Problem statement -> Below are records. Copy every line with "have" in it.

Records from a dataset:

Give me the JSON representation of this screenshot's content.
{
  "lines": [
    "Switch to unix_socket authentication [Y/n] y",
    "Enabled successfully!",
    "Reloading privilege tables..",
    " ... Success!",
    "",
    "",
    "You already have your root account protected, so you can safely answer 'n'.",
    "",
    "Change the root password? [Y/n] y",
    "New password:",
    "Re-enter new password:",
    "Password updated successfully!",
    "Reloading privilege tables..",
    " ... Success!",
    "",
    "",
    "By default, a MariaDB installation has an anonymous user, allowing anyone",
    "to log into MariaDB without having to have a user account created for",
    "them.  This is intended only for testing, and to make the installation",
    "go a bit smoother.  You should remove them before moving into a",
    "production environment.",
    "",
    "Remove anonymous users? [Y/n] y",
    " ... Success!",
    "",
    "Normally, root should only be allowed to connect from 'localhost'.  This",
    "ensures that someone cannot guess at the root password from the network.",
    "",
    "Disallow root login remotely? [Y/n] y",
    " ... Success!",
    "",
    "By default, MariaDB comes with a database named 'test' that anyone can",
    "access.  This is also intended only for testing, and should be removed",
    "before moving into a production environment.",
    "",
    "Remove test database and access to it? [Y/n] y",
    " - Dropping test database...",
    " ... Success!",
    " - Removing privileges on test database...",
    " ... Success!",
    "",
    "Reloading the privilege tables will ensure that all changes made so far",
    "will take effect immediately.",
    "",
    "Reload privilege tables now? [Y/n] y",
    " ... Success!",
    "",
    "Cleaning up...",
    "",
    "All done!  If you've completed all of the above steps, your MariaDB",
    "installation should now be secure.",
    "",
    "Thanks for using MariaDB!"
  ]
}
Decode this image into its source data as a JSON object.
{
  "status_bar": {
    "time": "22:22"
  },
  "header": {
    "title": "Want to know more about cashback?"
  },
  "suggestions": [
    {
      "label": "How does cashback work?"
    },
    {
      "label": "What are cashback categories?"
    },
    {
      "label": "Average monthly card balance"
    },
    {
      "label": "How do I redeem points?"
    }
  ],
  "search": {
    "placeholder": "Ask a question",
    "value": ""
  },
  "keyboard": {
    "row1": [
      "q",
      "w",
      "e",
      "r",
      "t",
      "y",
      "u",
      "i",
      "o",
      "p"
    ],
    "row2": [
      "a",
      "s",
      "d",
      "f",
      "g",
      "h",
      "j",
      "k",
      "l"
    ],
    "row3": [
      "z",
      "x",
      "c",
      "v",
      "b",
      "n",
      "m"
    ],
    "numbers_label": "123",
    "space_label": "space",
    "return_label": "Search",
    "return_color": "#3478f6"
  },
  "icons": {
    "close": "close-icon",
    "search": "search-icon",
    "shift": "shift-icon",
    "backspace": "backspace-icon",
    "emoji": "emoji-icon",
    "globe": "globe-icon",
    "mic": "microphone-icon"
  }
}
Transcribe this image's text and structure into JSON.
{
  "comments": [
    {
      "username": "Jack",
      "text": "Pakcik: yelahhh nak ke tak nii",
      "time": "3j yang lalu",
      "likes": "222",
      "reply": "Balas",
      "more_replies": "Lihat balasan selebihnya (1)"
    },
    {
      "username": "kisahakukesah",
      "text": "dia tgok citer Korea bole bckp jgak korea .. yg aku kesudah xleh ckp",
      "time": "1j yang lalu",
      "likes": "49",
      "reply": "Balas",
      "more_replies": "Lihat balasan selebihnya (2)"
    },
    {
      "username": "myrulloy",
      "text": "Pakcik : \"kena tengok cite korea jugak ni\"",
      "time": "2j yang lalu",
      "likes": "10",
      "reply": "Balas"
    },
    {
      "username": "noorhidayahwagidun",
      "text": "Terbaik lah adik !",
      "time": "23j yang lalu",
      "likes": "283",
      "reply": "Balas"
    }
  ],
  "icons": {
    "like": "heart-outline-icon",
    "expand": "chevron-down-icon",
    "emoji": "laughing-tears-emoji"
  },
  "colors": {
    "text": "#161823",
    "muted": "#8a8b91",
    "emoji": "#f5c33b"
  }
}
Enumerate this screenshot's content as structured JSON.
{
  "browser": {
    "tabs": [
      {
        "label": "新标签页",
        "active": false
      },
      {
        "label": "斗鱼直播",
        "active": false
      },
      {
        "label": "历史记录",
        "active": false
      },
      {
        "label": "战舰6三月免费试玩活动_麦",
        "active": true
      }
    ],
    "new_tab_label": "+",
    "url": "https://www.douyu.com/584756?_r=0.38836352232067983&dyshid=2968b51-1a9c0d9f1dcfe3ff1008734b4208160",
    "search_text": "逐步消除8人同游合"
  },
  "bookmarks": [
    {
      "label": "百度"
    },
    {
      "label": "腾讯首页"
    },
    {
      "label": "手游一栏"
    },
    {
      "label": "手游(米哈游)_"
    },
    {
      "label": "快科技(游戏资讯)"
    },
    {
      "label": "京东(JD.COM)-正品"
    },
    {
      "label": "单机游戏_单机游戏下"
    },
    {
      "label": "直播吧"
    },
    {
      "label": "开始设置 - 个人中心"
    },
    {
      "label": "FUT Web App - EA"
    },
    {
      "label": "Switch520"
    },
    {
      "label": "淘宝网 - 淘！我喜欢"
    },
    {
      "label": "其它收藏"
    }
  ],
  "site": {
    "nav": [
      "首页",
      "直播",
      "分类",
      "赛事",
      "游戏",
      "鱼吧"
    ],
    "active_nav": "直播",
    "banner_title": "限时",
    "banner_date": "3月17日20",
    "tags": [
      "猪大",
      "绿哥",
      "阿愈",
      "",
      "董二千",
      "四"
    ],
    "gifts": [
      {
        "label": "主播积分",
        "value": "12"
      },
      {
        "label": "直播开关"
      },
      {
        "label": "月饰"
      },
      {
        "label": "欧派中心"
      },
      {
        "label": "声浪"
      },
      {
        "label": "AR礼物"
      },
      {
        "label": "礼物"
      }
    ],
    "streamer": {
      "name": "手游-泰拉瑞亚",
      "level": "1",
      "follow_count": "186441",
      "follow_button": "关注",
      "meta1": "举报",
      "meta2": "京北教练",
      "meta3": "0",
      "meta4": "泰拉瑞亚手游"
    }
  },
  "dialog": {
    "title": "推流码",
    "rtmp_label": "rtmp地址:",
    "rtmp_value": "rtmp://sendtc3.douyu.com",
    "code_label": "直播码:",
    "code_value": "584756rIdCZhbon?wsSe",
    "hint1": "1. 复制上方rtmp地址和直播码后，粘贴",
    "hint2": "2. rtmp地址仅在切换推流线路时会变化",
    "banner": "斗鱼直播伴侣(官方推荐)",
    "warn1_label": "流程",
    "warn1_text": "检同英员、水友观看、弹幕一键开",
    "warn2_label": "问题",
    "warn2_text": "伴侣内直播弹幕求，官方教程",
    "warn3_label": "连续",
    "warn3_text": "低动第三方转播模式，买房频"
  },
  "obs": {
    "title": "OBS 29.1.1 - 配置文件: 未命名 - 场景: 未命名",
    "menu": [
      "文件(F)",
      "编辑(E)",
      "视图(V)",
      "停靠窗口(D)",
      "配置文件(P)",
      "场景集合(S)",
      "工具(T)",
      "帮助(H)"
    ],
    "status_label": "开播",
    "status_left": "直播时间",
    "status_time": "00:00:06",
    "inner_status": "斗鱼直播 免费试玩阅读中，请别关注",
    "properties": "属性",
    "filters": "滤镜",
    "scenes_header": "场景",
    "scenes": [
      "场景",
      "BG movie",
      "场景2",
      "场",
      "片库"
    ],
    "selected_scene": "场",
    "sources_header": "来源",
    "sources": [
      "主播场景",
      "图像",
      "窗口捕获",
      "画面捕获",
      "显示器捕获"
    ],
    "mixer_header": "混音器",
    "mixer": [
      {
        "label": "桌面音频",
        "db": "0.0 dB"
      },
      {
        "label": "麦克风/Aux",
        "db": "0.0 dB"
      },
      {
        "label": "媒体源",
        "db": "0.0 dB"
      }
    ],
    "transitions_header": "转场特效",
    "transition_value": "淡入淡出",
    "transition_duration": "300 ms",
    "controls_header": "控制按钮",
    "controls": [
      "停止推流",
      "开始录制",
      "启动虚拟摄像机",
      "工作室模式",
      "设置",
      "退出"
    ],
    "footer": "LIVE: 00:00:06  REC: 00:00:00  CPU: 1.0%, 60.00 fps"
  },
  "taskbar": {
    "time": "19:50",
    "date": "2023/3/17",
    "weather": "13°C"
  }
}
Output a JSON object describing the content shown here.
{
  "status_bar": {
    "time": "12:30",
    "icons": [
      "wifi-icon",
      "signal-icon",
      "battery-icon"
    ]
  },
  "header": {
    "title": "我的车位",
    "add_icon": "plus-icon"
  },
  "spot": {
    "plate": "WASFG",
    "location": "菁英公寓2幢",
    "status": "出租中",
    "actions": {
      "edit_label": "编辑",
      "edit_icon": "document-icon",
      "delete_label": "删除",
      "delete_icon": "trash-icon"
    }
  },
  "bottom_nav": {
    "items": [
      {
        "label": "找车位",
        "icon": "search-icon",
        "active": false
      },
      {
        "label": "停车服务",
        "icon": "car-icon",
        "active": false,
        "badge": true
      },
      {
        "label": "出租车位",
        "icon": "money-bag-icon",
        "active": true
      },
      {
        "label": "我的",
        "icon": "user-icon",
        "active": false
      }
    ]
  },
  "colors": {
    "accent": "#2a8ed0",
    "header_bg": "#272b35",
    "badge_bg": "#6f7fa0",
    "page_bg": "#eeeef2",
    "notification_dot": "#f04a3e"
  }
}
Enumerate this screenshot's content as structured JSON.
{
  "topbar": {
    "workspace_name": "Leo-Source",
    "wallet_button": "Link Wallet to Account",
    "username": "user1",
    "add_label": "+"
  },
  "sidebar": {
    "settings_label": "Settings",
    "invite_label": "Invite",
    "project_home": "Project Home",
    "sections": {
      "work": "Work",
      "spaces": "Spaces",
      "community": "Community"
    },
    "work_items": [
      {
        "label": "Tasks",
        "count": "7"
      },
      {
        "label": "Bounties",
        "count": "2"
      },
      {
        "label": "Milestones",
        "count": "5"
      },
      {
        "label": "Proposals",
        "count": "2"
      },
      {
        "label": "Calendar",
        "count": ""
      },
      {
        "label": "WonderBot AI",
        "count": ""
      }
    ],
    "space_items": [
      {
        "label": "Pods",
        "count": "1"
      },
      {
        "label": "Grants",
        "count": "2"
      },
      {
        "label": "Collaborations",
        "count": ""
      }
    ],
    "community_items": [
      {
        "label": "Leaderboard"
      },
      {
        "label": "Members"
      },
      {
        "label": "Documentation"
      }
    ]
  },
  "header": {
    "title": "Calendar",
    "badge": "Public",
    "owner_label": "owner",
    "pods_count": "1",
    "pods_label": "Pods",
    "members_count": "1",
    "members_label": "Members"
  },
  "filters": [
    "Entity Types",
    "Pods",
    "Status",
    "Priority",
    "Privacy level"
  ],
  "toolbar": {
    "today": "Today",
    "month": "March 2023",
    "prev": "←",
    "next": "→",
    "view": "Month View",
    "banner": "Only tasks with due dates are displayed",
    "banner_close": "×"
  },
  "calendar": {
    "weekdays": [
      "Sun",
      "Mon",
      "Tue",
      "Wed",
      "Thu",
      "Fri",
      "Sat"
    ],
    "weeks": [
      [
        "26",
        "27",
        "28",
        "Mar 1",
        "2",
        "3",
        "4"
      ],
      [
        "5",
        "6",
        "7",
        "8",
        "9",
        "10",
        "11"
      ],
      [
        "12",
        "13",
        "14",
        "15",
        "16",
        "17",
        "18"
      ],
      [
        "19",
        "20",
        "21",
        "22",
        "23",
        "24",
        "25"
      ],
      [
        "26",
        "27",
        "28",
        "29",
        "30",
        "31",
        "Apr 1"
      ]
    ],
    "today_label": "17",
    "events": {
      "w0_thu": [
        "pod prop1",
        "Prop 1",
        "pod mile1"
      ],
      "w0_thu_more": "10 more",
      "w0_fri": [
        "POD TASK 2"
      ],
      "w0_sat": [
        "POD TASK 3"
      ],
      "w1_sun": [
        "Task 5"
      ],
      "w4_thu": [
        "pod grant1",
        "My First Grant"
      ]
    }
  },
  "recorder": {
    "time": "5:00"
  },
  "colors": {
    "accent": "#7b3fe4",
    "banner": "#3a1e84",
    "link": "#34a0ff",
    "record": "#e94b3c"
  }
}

Reply ->
    "You already have your root account protected, so you can safely answer 'n'.",
    "to log into MariaDB without having to have a user account created for",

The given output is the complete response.